- WHAT YOU WILL DO
Would you quote every entry exactly, dropping only the pictures?
[start SUPPLIED RECORDS]
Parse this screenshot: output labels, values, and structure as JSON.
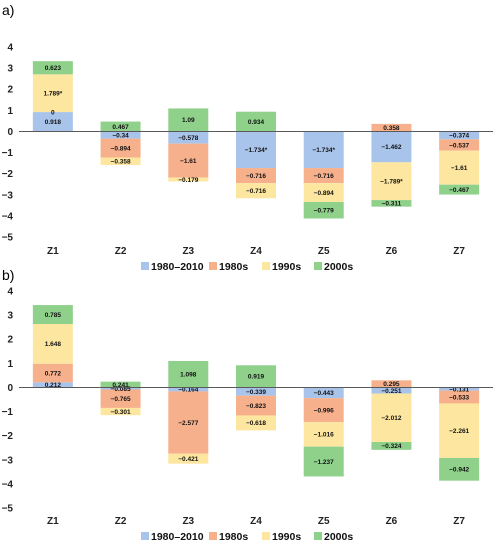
{
  "chart_data": [
    {
      "type": "bar",
      "panel": "a)",
      "categories": [
        "Z1",
        "Z2",
        "Z3",
        "Z4",
        "Z5",
        "Z6",
        "Z7"
      ],
      "ylim": [
        -5,
        4
      ],
      "yticks": [
        "4",
        "3",
        "2",
        "1",
        "0",
        "−1",
        "−2",
        "−3",
        "−4",
        "−5"
      ],
      "grid": false,
      "legend_position": "bottom",
      "series": [
        {
          "name": "1980–2010",
          "color": "#a9c4eb",
          "values": [
            0.918,
            -0.34,
            -0.578,
            -1.734,
            -1.734,
            -1.462,
            -0.374
          ],
          "labels": [
            "0.918",
            "−0.34",
            "−0.578",
            "−1.734*",
            "−1.734*",
            "−1.462",
            "−0.374"
          ]
        },
        {
          "name": "1980s",
          "color": "#f6b18c",
          "values": [
            0,
            -0.894,
            -1.61,
            -0.716,
            -0.716,
            0.358,
            -0.537
          ],
          "labels": [
            "0",
            "−0.894",
            "−1.61",
            "−0.716",
            "−0.716",
            "0.358",
            "−0.537"
          ]
        },
        {
          "name": "1990s",
          "color": "#fde6a0",
          "values": [
            1.789,
            -0.358,
            -0.179,
            -0.716,
            -0.894,
            -1.789,
            -1.61
          ],
          "labels": [
            "1.789*",
            "−0.358",
            "−0.179",
            "−0.716",
            "−0.894",
            "−1.789*",
            "−1.61"
          ]
        },
        {
          "name": "2000s",
          "color": "#8fd18b",
          "values": [
            0.623,
            0.467,
            1.09,
            0.934,
            -0.779,
            -0.311,
            -0.467
          ],
          "labels": [
            "0.623",
            "0.467",
            "1.09",
            "0.934",
            "−0.779",
            "−0.311",
            "−0.467"
          ]
        }
      ]
    },
    {
      "type": "bar",
      "panel": "b)",
      "categories": [
        "Z1",
        "Z2",
        "Z3",
        "Z4",
        "Z5",
        "Z6",
        "Z7"
      ],
      "ylim": [
        -5,
        4
      ],
      "yticks": [
        "4",
        "3",
        "2",
        "1",
        "0",
        "−1",
        "−2",
        "−3",
        "−4",
        "−5"
      ],
      "grid": false,
      "legend_position": "bottom",
      "series": [
        {
          "name": "1980–2010",
          "color": "#a9c4eb",
          "values": [
            0.212,
            -0.085,
            -0.164,
            -0.339,
            -0.443,
            -0.251,
            -0.131
          ],
          "labels": [
            "0.212",
            "−0.085",
            "−0.164",
            "−0.339",
            "−0.443",
            "−0.251",
            "−0.131"
          ]
        },
        {
          "name": "1980s",
          "color": "#f6b18c",
          "values": [
            0.772,
            -0.765,
            -2.577,
            -0.823,
            -0.996,
            0.295,
            -0.533
          ],
          "labels": [
            "0.772",
            "−0.765",
            "−2.577",
            "−0.823",
            "−0.996",
            "0.295",
            "−0.533"
          ]
        },
        {
          "name": "1990s",
          "color": "#fde6a0",
          "values": [
            1.648,
            -0.301,
            -0.421,
            -0.618,
            -1.016,
            -2.012,
            -2.261
          ],
          "labels": [
            "1.648",
            "−0.301",
            "−0.421",
            "−0.618",
            "−1.016",
            "−2.012",
            "−2.261"
          ]
        },
        {
          "name": "2000s",
          "color": "#8fd18b",
          "values": [
            0.785,
            0.241,
            1.098,
            0.919,
            -1.237,
            -0.324,
            -0.942
          ],
          "labels": [
            "0.785",
            "0.241",
            "1.098",
            "0.919",
            "−1.237",
            "−0.324",
            "−0.942"
          ]
        }
      ]
    }
  ]
}
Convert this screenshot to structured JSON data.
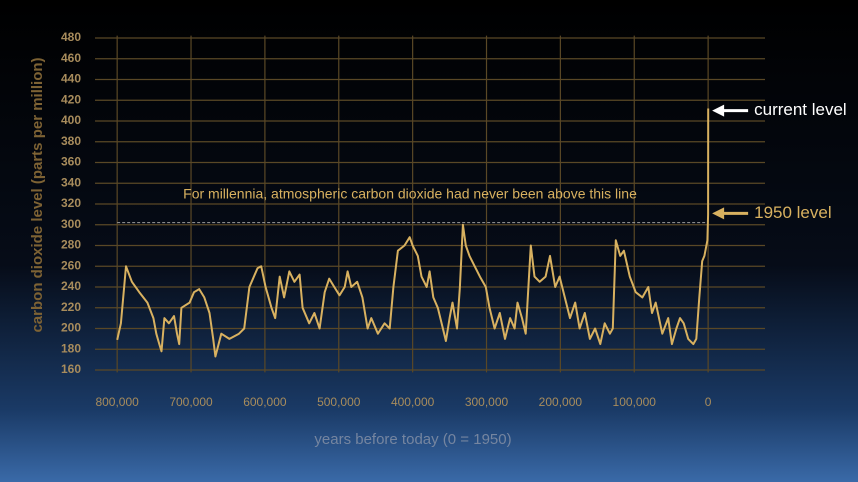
{
  "chart_data": {
    "type": "line",
    "ylabel": "carbon dioxide level (parts per million)",
    "xlabel": "years before today (0 = 1950)",
    "color": "#d8b160",
    "x": [
      800000,
      795000,
      788000,
      780000,
      770000,
      759000,
      751000,
      747000,
      743000,
      740000,
      736000,
      730000,
      723000,
      719000,
      716000,
      713000,
      702000,
      696000,
      689000,
      682000,
      675000,
      670000,
      667000,
      659000,
      648000,
      635000,
      628000,
      621000,
      610000,
      605000,
      599000,
      591000,
      586000,
      580000,
      574000,
      567000,
      560000,
      553000,
      549000,
      540000,
      533000,
      526000,
      519000,
      513000,
      506000,
      499000,
      492000,
      488000,
      483000,
      475000,
      468000,
      461000,
      456000,
      447000,
      438000,
      431000,
      426000,
      420000,
      411000,
      404000,
      400000,
      393000,
      388000,
      381000,
      377000,
      372000,
      366000,
      359000,
      355000,
      350000,
      346000,
      340000,
      336000,
      332000,
      328000,
      323000,
      316000,
      309000,
      301000,
      296000,
      289000,
      282000,
      275000,
      268000,
      262000,
      258000,
      252000,
      247000,
      240000,
      235000,
      228000,
      220000,
      214000,
      207000,
      201000,
      194000,
      187000,
      180000,
      174000,
      167000,
      160000,
      153000,
      146000,
      140000,
      133000,
      129000,
      125000,
      119000,
      114000,
      106000,
      98000,
      89000,
      81000,
      76000,
      71000,
      62000,
      54000,
      49000,
      43000,
      38000,
      33000,
      27000,
      20000,
      16000,
      12000,
      8000,
      5000,
      1000,
      0,
      -70
    ],
    "values": [
      189,
      205,
      260,
      245,
      235,
      225,
      210,
      195,
      185,
      178,
      210,
      205,
      212,
      195,
      185,
      220,
      225,
      235,
      238,
      230,
      215,
      190,
      173,
      195,
      190,
      195,
      200,
      240,
      258,
      260,
      240,
      220,
      210,
      250,
      230,
      255,
      245,
      252,
      220,
      205,
      215,
      200,
      235,
      248,
      240,
      232,
      240,
      255,
      240,
      245,
      230,
      200,
      210,
      195,
      205,
      200,
      240,
      275,
      280,
      288,
      280,
      270,
      250,
      240,
      255,
      230,
      220,
      200,
      188,
      210,
      225,
      200,
      240,
      300,
      280,
      270,
      260,
      250,
      240,
      220,
      200,
      215,
      190,
      210,
      200,
      225,
      210,
      195,
      280,
      250,
      245,
      250,
      270,
      240,
      250,
      230,
      210,
      225,
      200,
      215,
      190,
      200,
      185,
      205,
      195,
      200,
      285,
      270,
      275,
      250,
      235,
      230,
      240,
      215,
      225,
      195,
      210,
      185,
      200,
      210,
      205,
      190,
      185,
      190,
      230,
      265,
      270,
      285,
      310,
      412
    ],
    "xlim": [
      830000,
      -77000
    ],
    "ylim": [
      150,
      490
    ],
    "xticks": [
      {
        "value": 800000,
        "label": "800,000"
      },
      {
        "value": 700000,
        "label": "700,000"
      },
      {
        "value": 600000,
        "label": "600,000"
      },
      {
        "value": 500000,
        "label": "500,000"
      },
      {
        "value": 400000,
        "label": "400,000"
      },
      {
        "value": 300000,
        "label": "300,000"
      },
      {
        "value": 200000,
        "label": "200,000"
      },
      {
        "value": 100000,
        "label": "100,000"
      },
      0
    ],
    "yticks": [
      160,
      180,
      200,
      220,
      240,
      260,
      280,
      300,
      320,
      340,
      360,
      380,
      400,
      420,
      440,
      460,
      480
    ],
    "grid": true,
    "annotations": [
      {
        "text": "For millennia, atmospheric carbon dioxide had never been above this line",
        "value": 302
      },
      {
        "text": "current level",
        "value": 410
      },
      {
        "text": "1950 level",
        "value": 311
      }
    ]
  }
}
[end SUPPLIED RECORDS]
- RESULT
Parse this screenshot: output labels, values, and structure as JSON.
{
  "chart_data": [
    {
      "type": "bar",
      "panel": "a)",
      "categories": [
        "Z1",
        "Z2",
        "Z3",
        "Z4",
        "Z5",
        "Z6",
        "Z7"
      ],
      "ylim": [
        -5,
        4
      ],
      "yticks": [
        "4",
        "3",
        "2",
        "1",
        "0",
        "−1",
        "−2",
        "−3",
        "−4",
        "−5"
      ],
      "grid": false,
      "legend_position": "bottom",
      "series": [
        {
          "name": "1980–2010",
          "color": "#a9c4eb",
          "values": [
            0.918,
            -0.34,
            -0.578,
            -1.734,
            -1.734,
            -1.462,
            -0.374
          ],
          "labels": [
            "0.918",
            "−0.34",
            "−0.578",
            "−1.734*",
            "−1.734*",
            "−1.462",
            "−0.374"
          ]
        },
        {
          "name": "1980s",
          "color": "#f6b18c",
          "values": [
            0,
            -0.894,
            -1.61,
            -0.716,
            -0.716,
            0.358,
            -0.537
          ],
          "labels": [
            "0",
            "−0.894",
            "−1.61",
            "−0.716",
            "−0.716",
            "0.358",
            "−0.537"
          ]
        },
        {
          "name": "1990s",
          "color": "#fde6a0",
          "values": [
            1.789,
            -0.358,
            -0.179,
            -0.716,
            -0.894,
            -1.789,
            -1.61
          ],
          "labels": [
            "1.789*",
            "−0.358",
            "−0.179",
            "−0.716",
            "−0.894",
            "−1.789*",
            "−1.61"
          ]
        },
        {
          "name": "2000s",
          "color": "#8fd18b",
          "values": [
            0.623,
            0.467,
            1.09,
            0.934,
            -0.779,
            -0.311,
            -0.467
          ],
          "labels": [
            "0.623",
            "0.467",
            "1.09",
            "0.934",
            "−0.779",
            "−0.311",
            "−0.467"
          ]
        }
      ]
    },
    {
      "type": "bar",
      "panel": "b)",
      "categories": [
        "Z1",
        "Z2",
        "Z3",
        "Z4",
        "Z5",
        "Z6",
        "Z7"
      ],
      "ylim": [
        -5,
        4
      ],
      "yticks": [
        "4",
        "3",
        "2",
        "1",
        "0",
        "−1",
        "−2",
        "−3",
        "−4",
        "−5"
      ],
      "grid": false,
      "legend_position": "bottom",
      "series": [
        {
          "name": "1980–2010",
          "color": "#a9c4eb",
          "values": [
            0.212,
            -0.085,
            -0.164,
            -0.339,
            -0.443,
            -0.251,
            -0.131
          ],
          "labels": [
            "0.212",
            "−0.085",
            "−0.164",
            "−0.339",
            "−0.443",
            "−0.251",
            "−0.131"
          ]
        },
        {
          "name": "1980s",
          "color": "#f6b18c",
          "values": [
            0.772,
            -0.765,
            -2.577,
            -0.823,
            -0.996,
            0.295,
            -0.533
          ],
          "labels": [
            "0.772",
            "−0.765",
            "−2.577",
            "−0.823",
            "−0.996",
            "0.295",
            "−0.533"
          ]
        },
        {
          "name": "1990s",
          "color": "#fde6a0",
          "values": [
            1.648,
            -0.301,
            -0.421,
            -0.618,
            -1.016,
            -2.012,
            -2.261
          ],
          "labels": [
            "1.648",
            "−0.301",
            "−0.421",
            "−0.618",
            "−1.016",
            "−2.012",
            "−2.261"
          ]
        },
        {
          "name": "2000s",
          "color": "#8fd18b",
          "values": [
            0.785,
            0.241,
            1.098,
            0.919,
            -1.237,
            -0.324,
            -0.942
          ],
          "labels": [
            "0.785",
            "0.241",
            "1.098",
            "0.919",
            "−1.237",
            "−0.324",
            "−0.942"
          ]
        }
      ]
    }
  ]
}
Convert this screenshot to structured JSON data.
{
  "chart_data": {
    "type": "line",
    "ylabel": "carbon dioxide level (parts per million)",
    "xlabel": "years before today (0 = 1950)",
    "color": "#d8b160",
    "x": [
      800000,
      795000,
      788000,
      780000,
      770000,
      759000,
      751000,
      747000,
      743000,
      740000,
      736000,
      730000,
      723000,
      719000,
      716000,
      713000,
      702000,
      696000,
      689000,
      682000,
      675000,
      670000,
      667000,
      659000,
      648000,
      635000,
      628000,
      621000,
      610000,
      605000,
      599000,
      591000,
      586000,
      580000,
      574000,
      567000,
      560000,
      553000,
      549000,
      540000,
      533000,
      526000,
      519000,
      513000,
      506000,
      499000,
      492000,
      488000,
      483000,
      475000,
      468000,
      461000,
      456000,
      447000,
      438000,
      431000,
      426000,
      420000,
      411000,
      404000,
      400000,
      393000,
      388000,
      381000,
      377000,
      372000,
      366000,
      359000,
      355000,
      350000,
      346000,
      340000,
      336000,
      332000,
      328000,
      323000,
      316000,
      309000,
      301000,
      296000,
      289000,
      282000,
      275000,
      268000,
      262000,
      258000,
      252000,
      247000,
      240000,
      235000,
      228000,
      220000,
      214000,
      207000,
      201000,
      194000,
      187000,
      180000,
      174000,
      167000,
      160000,
      153000,
      146000,
      140000,
      133000,
      129000,
      125000,
      119000,
      114000,
      106000,
      98000,
      89000,
      81000,
      76000,
      71000,
      62000,
      54000,
      49000,
      43000,
      38000,
      33000,
      27000,
      20000,
      16000,
      12000,
      8000,
      5000,
      1000,
      0,
      -70
    ],
    "values": [
      189,
      205,
      260,
      245,
      235,
      225,
      210,
      195,
      185,
      178,
      210,
      205,
      212,
      195,
      185,
      220,
      225,
      235,
      238,
      230,
      215,
      190,
      173,
      195,
      190,
      195,
      200,
      240,
      258,
      260,
      240,
      220,
      210,
      250,
      230,
      255,
      245,
      252,
      220,
      205,
      215,
      200,
      235,
      248,
      240,
      232,
      240,
      255,
      240,
      245,
      230,
      200,
      210,
      195,
      205,
      200,
      240,
      275,
      280,
      288,
      280,
      270,
      250,
      240,
      255,
      230,
      220,
      200,
      188,
      210,
      225,
      200,
      240,
      300,
      280,
      270,
      260,
      250,
      240,
      220,
      200,
      215,
      190,
      210,
      200,
      225,
      210,
      195,
      280,
      250,
      245,
      250,
      270,
      240,
      250,
      230,
      210,
      225,
      200,
      215,
      190,
      200,
      185,
      205,
      195,
      200,
      285,
      270,
      275,
      250,
      235,
      230,
      240,
      215,
      225,
      195,
      210,
      185,
      200,
      210,
      205,
      190,
      185,
      190,
      230,
      265,
      270,
      285,
      310,
      412
    ],
    "xlim": [
      830000,
      -77000
    ],
    "ylim": [
      150,
      490
    ],
    "xticks": [
      {
        "value": 800000,
        "label": "800,000"
      },
      {
        "value": 700000,
        "label": "700,000"
      },
      {
        "value": 600000,
        "label": "600,000"
      },
      {
        "value": 500000,
        "label": "500,000"
      },
      {
        "value": 400000,
        "label": "400,000"
      },
      {
        "value": 300000,
        "label": "300,000"
      },
      {
        "value": 200000,
        "label": "200,000"
      },
      {
        "value": 100000,
        "label": "100,000"
      },
      0
    ],
    "yticks": [
      160,
      180,
      200,
      220,
      240,
      260,
      280,
      300,
      320,
      340,
      360,
      380,
      400,
      420,
      440,
      460,
      480
    ],
    "grid": true,
    "annotations": [
      {
        "text": "For millennia, atmospheric carbon dioxide had never been above this line",
        "value": 302
      },
      {
        "text": "current level",
        "value": 410
      },
      {
        "text": "1950 level",
        "value": 311
      }
    ]
  }
}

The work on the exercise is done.